# [Goal]
Pull out every line in the data that has the string "Jadwal" in it.

Stored data:
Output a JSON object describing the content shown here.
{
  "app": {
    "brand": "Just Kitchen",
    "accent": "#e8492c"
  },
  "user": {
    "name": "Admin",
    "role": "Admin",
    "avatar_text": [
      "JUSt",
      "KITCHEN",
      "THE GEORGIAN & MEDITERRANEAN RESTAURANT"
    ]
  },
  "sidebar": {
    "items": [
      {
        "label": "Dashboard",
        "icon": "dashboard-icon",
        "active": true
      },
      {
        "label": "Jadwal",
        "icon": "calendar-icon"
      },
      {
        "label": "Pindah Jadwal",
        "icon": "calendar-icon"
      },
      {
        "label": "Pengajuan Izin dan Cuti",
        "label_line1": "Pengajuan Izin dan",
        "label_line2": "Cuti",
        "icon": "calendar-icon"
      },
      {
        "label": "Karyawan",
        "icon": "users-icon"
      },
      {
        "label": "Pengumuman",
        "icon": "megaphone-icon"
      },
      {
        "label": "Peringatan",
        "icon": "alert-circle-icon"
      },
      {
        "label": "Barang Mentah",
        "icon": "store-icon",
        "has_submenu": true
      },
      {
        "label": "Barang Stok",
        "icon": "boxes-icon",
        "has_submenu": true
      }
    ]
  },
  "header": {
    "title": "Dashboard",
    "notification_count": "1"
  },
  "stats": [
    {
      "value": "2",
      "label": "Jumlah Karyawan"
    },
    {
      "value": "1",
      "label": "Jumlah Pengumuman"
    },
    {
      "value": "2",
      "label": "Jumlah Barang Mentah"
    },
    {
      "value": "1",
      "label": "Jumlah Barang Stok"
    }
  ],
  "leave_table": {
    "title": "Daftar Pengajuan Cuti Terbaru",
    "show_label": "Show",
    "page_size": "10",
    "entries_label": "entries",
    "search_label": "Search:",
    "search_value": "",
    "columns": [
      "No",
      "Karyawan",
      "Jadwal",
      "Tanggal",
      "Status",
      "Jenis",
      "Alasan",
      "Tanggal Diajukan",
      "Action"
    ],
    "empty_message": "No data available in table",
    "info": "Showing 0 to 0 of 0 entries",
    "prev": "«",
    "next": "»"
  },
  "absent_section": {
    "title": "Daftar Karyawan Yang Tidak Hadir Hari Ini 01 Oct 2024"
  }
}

# [Reply]
        "label": "Jadwal",
        "label": "Pindah Jadwal",
      "Jadwal",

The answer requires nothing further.